** DATA PROVIDED **
— start —

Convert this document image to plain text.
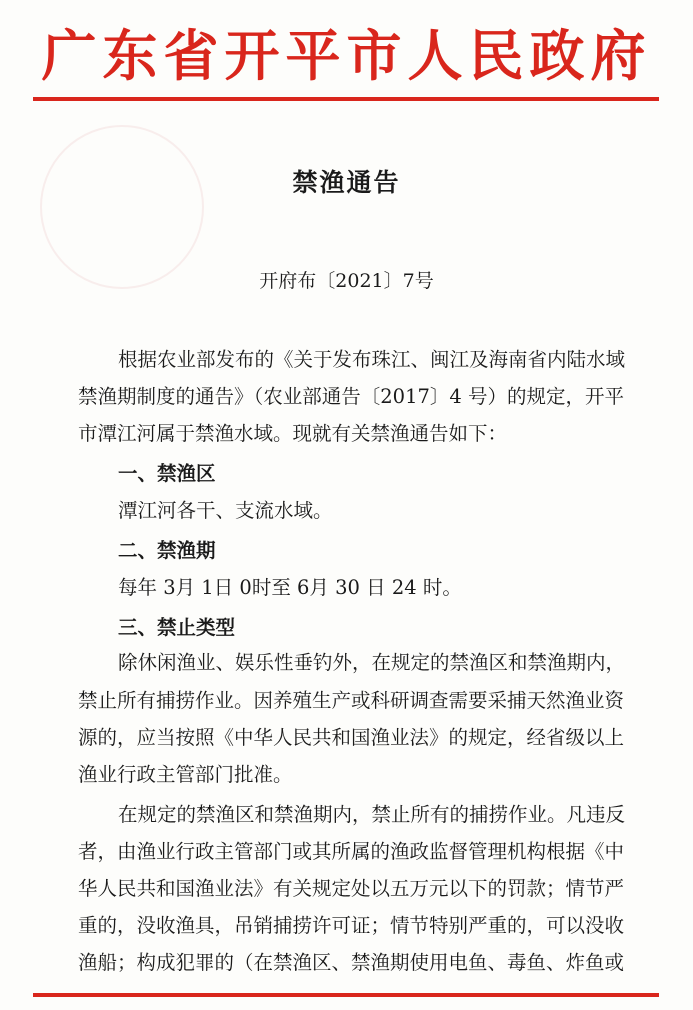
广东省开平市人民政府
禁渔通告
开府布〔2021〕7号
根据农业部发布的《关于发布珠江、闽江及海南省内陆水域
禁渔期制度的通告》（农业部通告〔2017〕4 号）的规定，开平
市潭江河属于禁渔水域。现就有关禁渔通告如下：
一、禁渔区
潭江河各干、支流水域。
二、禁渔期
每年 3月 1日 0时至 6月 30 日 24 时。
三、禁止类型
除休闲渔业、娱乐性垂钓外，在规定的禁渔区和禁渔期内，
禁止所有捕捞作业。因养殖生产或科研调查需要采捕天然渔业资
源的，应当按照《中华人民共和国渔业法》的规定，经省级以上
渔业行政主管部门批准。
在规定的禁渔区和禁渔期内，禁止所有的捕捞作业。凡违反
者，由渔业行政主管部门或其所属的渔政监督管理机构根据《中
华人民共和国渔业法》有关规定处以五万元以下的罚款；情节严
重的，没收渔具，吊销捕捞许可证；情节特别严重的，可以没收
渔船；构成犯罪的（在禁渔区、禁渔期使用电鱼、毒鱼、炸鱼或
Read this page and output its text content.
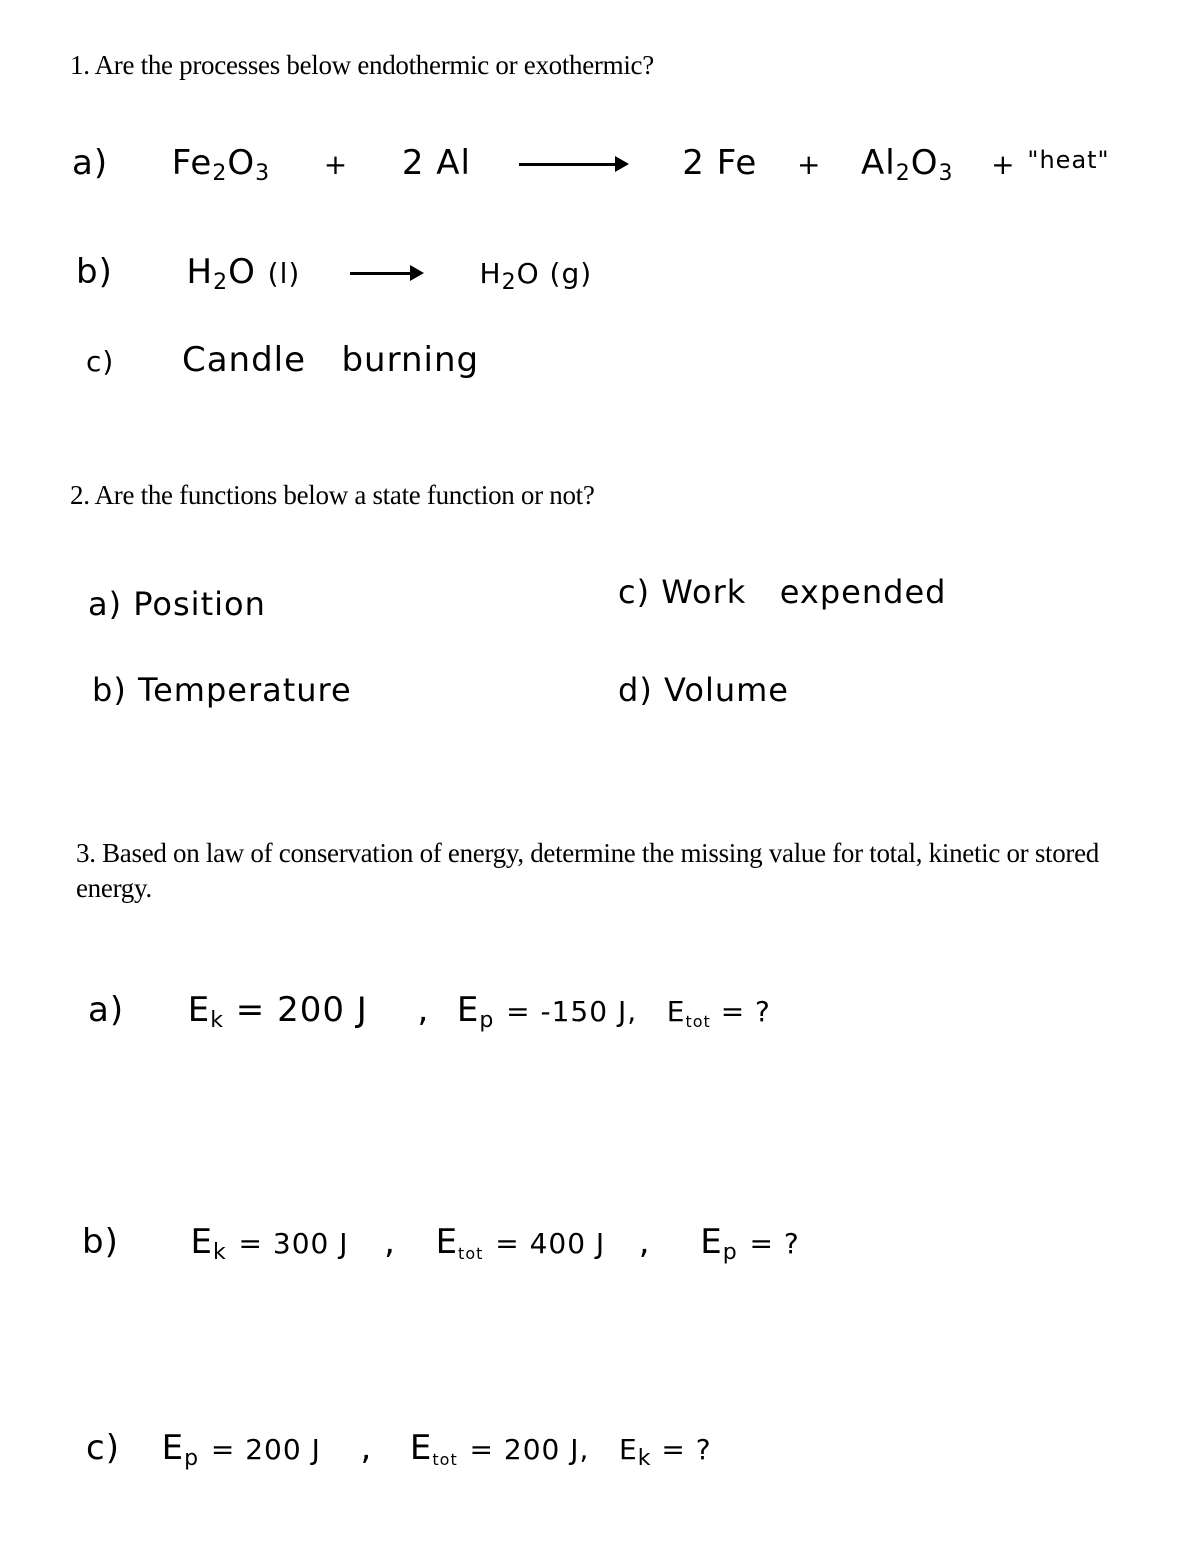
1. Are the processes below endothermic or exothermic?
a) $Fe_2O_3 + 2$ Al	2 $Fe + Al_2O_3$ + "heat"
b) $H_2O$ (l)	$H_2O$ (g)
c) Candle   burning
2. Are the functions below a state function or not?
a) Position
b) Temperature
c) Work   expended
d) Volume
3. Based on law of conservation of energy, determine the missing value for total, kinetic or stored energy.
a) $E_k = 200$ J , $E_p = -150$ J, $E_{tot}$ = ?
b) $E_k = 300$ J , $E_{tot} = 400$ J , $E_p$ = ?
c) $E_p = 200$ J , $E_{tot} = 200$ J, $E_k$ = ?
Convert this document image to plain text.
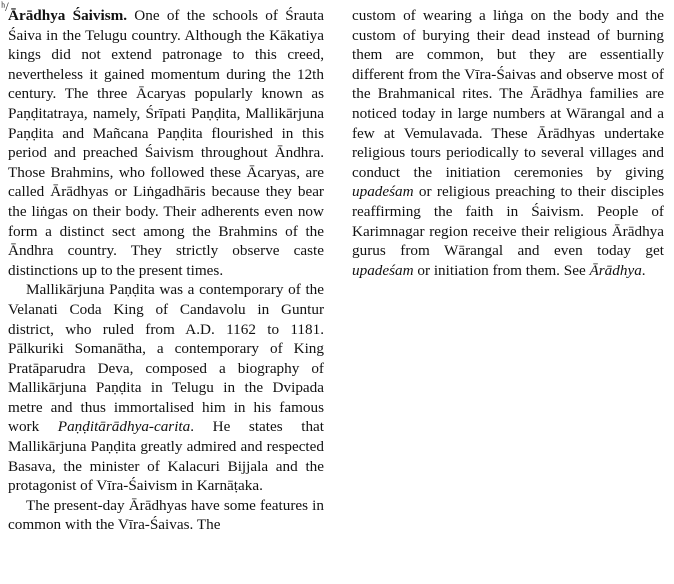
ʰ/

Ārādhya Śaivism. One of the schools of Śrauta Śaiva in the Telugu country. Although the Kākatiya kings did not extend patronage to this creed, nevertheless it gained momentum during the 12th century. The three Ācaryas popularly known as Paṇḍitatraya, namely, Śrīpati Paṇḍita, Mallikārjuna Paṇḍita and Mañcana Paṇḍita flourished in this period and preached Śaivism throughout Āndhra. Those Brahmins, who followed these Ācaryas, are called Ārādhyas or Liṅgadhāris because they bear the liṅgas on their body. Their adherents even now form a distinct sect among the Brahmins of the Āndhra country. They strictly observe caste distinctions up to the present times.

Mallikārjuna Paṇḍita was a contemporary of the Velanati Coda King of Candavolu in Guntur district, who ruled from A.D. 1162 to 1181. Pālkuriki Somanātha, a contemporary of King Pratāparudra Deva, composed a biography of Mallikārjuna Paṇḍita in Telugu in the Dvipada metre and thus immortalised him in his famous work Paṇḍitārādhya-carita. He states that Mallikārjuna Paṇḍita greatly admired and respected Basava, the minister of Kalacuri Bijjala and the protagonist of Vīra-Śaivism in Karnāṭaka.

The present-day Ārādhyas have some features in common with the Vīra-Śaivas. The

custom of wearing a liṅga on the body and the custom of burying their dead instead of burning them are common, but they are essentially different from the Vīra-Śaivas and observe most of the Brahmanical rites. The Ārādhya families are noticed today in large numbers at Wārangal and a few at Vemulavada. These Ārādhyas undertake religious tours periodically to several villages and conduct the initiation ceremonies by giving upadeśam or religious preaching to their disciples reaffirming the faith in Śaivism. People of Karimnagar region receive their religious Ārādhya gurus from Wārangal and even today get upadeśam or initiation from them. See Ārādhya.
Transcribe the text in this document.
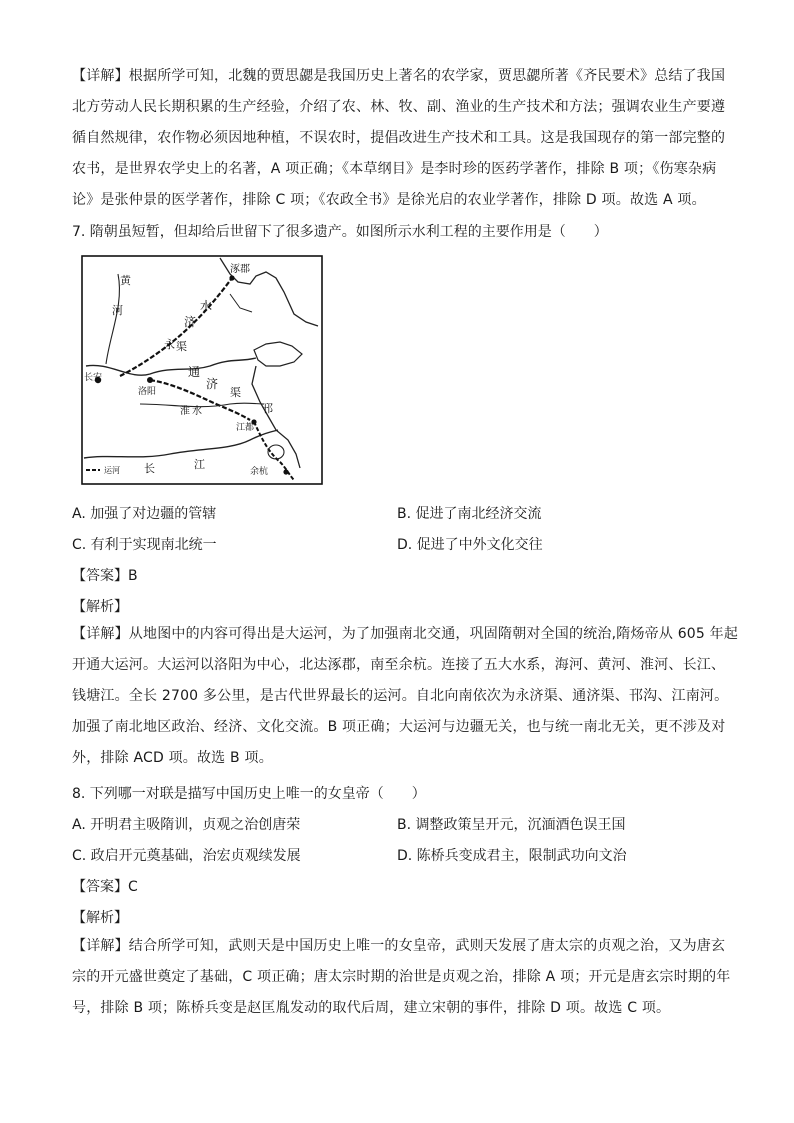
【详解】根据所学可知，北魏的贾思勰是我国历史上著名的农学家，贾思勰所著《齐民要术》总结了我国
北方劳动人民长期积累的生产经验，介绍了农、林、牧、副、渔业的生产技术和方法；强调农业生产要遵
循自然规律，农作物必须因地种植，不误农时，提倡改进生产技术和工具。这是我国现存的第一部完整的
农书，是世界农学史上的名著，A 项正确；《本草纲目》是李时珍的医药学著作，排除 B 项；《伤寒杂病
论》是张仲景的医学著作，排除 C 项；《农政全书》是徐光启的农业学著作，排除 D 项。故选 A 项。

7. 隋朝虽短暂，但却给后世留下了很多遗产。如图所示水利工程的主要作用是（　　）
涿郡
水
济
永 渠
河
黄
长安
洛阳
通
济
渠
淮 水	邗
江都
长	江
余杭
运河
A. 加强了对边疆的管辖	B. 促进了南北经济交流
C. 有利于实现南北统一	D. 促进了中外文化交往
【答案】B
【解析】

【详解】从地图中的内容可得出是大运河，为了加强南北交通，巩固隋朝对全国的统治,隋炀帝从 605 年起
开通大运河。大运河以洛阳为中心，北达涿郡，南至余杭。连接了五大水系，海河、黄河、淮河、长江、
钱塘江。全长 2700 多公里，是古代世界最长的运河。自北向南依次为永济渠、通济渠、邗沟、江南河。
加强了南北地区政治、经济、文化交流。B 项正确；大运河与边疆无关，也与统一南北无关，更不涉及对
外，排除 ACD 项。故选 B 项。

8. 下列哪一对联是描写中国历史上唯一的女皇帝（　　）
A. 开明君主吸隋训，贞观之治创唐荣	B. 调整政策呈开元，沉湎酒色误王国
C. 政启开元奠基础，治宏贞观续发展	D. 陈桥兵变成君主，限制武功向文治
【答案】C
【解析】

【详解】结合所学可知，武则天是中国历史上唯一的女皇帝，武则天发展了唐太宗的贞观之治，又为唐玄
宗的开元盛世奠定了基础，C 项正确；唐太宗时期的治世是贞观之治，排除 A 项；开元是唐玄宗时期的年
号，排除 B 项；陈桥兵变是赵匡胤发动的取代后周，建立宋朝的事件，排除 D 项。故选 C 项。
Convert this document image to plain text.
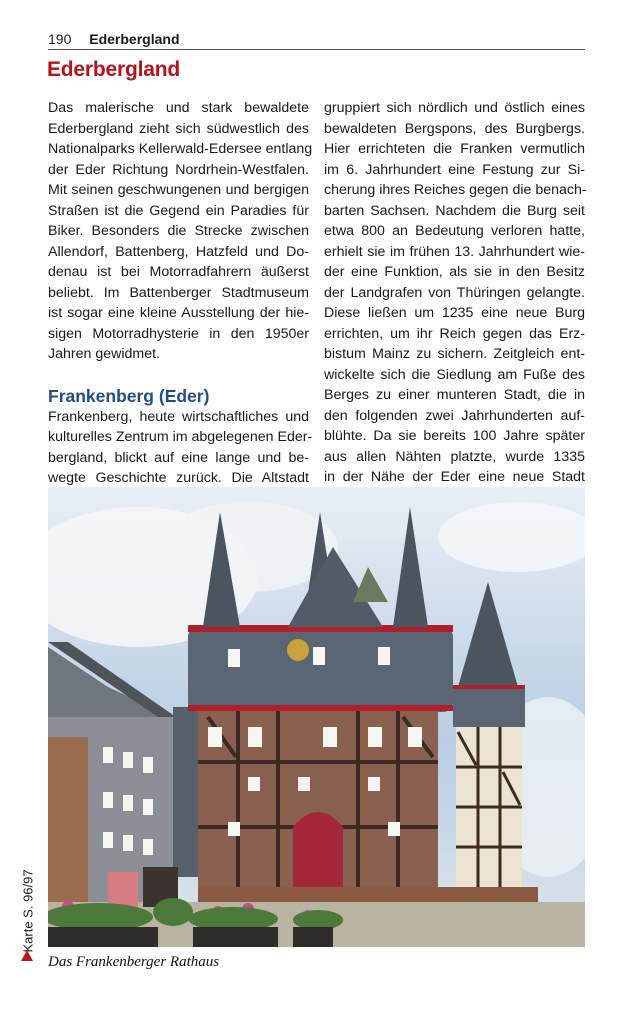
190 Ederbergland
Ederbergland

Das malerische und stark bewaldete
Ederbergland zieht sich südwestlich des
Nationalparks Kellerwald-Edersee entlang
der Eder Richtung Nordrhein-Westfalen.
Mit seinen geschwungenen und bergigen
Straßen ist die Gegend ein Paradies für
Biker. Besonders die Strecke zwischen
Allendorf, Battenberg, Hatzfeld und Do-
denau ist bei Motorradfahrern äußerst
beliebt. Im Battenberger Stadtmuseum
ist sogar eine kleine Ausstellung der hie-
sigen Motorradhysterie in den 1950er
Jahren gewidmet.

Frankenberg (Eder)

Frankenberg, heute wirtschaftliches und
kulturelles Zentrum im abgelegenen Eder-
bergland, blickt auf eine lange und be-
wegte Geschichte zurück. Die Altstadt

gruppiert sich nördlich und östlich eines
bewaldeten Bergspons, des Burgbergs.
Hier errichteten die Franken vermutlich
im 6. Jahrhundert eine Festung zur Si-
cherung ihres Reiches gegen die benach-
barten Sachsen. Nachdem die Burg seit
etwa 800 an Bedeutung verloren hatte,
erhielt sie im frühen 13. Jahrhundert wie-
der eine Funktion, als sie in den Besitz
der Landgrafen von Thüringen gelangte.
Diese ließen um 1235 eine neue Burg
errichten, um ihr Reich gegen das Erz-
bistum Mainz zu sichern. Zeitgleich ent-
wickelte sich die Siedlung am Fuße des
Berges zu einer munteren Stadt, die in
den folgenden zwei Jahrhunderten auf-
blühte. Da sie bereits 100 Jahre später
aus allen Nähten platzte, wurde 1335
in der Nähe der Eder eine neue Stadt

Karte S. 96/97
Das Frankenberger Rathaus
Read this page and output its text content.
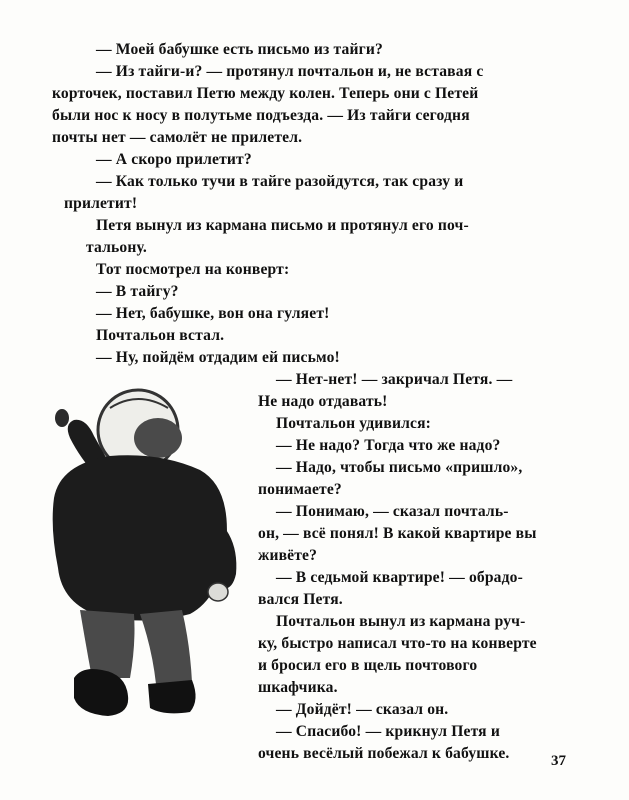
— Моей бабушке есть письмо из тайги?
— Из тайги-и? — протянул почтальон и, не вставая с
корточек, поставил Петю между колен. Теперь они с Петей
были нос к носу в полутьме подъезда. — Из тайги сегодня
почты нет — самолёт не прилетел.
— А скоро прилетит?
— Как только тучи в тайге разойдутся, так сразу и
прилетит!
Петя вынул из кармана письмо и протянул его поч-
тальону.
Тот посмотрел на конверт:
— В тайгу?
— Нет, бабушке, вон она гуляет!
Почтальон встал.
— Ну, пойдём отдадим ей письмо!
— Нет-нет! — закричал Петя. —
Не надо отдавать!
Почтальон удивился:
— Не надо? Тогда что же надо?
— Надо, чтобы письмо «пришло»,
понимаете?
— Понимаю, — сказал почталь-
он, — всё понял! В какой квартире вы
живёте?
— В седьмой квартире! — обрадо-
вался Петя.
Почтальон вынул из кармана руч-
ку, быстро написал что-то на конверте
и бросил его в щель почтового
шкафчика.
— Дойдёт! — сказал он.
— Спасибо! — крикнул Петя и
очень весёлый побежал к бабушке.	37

— end —

** WHAT IS BEING ASKED **
Copy each line of the data above that holds "протянул".

** THE COMPLETED TASK **
— Из тайги-и? — протянул почтальон и, не вставая с
Петя вынул из кармана письмо и протянул его поч-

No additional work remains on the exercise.